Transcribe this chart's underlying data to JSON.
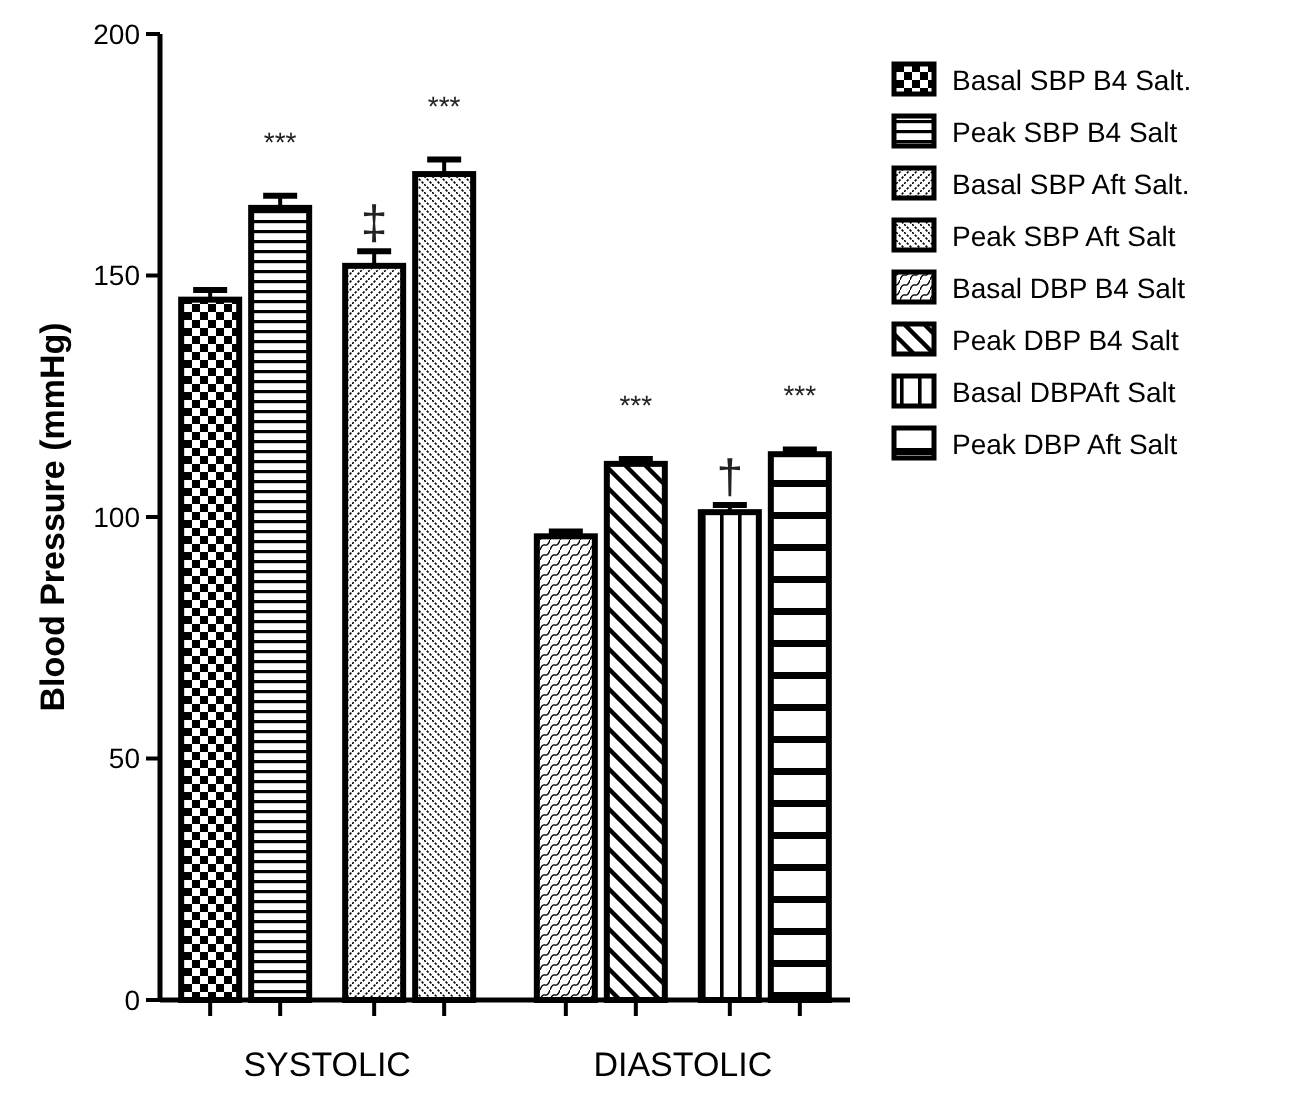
{
  "chart_data": {
    "type": "bar",
    "ylabel": "Blood Pressure (mmHg)",
    "categories": [
      "SYSTOLIC",
      "DIASTOLIC"
    ],
    "ylim": [
      0,
      200
    ],
    "yticks": [
      0,
      50,
      100,
      150,
      200
    ],
    "legend": "right",
    "series": [
      {
        "name": "Basal SBP B4 Salt.",
        "color": "#000000",
        "values": [
          145,
          null
        ],
        "errors": [
          2,
          null
        ]
      },
      {
        "name": "Peak SBP B4 Salt",
        "color": "#000000",
        "values": [
          164,
          null
        ],
        "errors": [
          2.5,
          null
        ]
      },
      {
        "name": "Basal SBP Aft Salt.",
        "color": "#000000",
        "values": [
          152,
          null
        ],
        "errors": [
          3,
          null
        ]
      },
      {
        "name": "Peak SBP Aft Salt",
        "color": "#000000",
        "values": [
          171,
          null
        ],
        "errors": [
          3,
          null
        ]
      },
      {
        "name": "Basal DBP B4 Salt",
        "color": "#000000",
        "values": [
          null,
          96
        ],
        "errors": [
          null,
          1
        ]
      },
      {
        "name": "Peak DBP B4 Salt",
        "color": "#000000",
        "values": [
          null,
          111
        ],
        "errors": [
          null,
          1
        ]
      },
      {
        "name": "Basal DBPAft Salt",
        "color": "#000000",
        "values": [
          null,
          101
        ],
        "errors": [
          null,
          1.5
        ]
      },
      {
        "name": "Peak DBP Aft Salt",
        "color": "#000000",
        "values": [
          null,
          113
        ],
        "errors": [
          null,
          1
        ]
      }
    ],
    "annotations": [
      "***",
      "‡",
      "***",
      "***",
      "†",
      "***"
    ]
  }
}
══════════════════════════════
> Objective
What is the number of lines above that contain the string "name"? Answer with the number alone.

> Result of this task
8